→ INPUT
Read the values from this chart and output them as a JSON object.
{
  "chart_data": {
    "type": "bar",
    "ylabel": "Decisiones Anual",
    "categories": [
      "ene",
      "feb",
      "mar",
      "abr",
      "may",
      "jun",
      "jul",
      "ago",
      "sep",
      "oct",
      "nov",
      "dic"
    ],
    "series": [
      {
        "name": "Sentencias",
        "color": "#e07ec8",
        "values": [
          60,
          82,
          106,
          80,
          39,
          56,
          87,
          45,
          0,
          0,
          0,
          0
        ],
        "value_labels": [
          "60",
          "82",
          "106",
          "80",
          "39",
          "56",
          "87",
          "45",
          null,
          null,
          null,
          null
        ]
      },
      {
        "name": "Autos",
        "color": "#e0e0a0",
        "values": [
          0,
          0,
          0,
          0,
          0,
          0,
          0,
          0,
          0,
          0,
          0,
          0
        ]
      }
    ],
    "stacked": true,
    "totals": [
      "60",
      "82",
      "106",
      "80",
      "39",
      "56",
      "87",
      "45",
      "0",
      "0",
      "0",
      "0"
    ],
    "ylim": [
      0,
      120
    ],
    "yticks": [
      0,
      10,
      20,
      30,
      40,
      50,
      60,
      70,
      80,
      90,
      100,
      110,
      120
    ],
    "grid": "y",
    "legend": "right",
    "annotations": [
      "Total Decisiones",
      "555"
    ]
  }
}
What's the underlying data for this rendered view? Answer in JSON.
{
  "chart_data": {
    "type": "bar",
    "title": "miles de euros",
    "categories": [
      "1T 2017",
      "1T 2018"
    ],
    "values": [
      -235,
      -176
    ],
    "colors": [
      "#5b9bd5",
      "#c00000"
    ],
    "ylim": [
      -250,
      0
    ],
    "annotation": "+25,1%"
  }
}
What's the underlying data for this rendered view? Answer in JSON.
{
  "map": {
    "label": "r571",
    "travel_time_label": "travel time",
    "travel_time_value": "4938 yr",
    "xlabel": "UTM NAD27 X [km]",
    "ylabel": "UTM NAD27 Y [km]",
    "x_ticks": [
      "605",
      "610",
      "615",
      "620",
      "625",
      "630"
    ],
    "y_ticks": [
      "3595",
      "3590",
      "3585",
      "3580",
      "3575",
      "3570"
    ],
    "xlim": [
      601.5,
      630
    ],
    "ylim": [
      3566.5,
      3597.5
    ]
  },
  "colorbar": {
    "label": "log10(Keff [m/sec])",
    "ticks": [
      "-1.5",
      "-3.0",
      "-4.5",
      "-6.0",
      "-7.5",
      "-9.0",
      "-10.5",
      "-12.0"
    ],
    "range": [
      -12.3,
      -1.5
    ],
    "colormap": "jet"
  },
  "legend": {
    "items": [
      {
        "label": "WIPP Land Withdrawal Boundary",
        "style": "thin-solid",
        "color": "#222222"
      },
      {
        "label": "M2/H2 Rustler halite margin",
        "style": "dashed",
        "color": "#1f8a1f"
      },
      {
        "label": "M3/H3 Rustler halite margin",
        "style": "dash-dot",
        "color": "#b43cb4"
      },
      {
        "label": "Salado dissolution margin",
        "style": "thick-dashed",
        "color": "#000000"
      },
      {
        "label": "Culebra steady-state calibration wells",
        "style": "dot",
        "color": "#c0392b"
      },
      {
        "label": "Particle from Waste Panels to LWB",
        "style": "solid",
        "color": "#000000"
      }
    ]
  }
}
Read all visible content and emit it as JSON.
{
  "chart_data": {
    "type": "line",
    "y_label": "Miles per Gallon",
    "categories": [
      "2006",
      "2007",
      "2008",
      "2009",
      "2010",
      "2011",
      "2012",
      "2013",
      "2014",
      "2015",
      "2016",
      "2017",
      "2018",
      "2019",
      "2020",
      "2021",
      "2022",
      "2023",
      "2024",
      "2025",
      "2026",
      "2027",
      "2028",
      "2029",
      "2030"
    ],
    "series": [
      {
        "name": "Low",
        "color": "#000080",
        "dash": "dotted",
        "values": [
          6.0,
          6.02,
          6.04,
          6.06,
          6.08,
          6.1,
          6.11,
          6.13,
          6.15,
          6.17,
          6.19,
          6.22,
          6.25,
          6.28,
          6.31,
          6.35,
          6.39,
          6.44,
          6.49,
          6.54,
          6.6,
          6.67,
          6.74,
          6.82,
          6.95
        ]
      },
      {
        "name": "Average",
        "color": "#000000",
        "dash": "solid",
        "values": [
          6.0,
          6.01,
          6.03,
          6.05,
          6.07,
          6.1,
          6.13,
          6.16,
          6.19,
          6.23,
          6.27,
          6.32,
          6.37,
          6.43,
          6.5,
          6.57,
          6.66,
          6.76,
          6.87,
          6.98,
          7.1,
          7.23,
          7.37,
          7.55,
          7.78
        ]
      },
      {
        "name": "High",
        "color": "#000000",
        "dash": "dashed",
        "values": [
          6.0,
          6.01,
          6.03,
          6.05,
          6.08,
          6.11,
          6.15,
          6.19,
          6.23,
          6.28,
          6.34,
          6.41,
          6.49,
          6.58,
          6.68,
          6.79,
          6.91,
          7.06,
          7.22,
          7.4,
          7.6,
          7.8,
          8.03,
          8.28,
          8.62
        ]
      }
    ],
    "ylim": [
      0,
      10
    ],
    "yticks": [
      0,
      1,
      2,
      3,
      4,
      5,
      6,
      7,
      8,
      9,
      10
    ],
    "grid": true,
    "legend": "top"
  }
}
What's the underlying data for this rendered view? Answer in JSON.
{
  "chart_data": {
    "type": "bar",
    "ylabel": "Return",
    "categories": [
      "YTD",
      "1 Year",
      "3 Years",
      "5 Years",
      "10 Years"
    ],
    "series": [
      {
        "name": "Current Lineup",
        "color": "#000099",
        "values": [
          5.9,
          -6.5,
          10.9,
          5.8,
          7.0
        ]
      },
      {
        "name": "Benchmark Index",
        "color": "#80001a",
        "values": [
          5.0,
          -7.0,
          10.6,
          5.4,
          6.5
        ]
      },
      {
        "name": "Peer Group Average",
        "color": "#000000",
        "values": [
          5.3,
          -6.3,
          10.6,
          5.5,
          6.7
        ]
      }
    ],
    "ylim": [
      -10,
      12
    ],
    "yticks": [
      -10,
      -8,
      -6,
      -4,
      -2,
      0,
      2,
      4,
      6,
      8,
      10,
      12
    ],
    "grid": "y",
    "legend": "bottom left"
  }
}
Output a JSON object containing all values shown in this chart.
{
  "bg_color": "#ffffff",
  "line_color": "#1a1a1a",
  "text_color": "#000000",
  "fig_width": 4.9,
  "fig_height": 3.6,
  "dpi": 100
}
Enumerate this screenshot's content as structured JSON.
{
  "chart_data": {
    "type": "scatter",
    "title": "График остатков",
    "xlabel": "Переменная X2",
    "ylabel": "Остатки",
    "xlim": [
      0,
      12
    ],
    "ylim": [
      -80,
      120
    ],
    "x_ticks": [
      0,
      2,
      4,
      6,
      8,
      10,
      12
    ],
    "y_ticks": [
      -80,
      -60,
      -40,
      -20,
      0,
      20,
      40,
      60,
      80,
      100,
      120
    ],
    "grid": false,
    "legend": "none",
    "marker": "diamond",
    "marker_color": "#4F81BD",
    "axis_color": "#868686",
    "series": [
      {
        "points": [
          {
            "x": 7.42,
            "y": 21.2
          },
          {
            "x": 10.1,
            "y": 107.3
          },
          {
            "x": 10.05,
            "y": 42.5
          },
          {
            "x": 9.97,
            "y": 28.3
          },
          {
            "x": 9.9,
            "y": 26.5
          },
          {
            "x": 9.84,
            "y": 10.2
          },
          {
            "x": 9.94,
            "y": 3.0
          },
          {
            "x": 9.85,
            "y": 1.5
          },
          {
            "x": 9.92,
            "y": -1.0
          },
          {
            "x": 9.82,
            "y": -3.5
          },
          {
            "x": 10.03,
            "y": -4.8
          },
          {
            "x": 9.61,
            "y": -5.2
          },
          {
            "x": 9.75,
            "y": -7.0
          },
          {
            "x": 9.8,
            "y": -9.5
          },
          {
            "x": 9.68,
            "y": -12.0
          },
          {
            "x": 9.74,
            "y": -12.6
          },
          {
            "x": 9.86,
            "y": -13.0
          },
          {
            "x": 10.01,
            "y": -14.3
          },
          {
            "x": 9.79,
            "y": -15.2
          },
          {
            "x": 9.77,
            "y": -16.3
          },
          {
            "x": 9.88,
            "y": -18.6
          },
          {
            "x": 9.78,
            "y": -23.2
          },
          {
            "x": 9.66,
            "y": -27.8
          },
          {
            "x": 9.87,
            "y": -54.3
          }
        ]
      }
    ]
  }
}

→ TASK TO COMPLETE
From the records, copy every line that has the string "Rustler" in it.

→ OUTPUT
        "label": "M2/H2 Rustler halite margin",
        "label": "M3/H3 Rustler halite margin",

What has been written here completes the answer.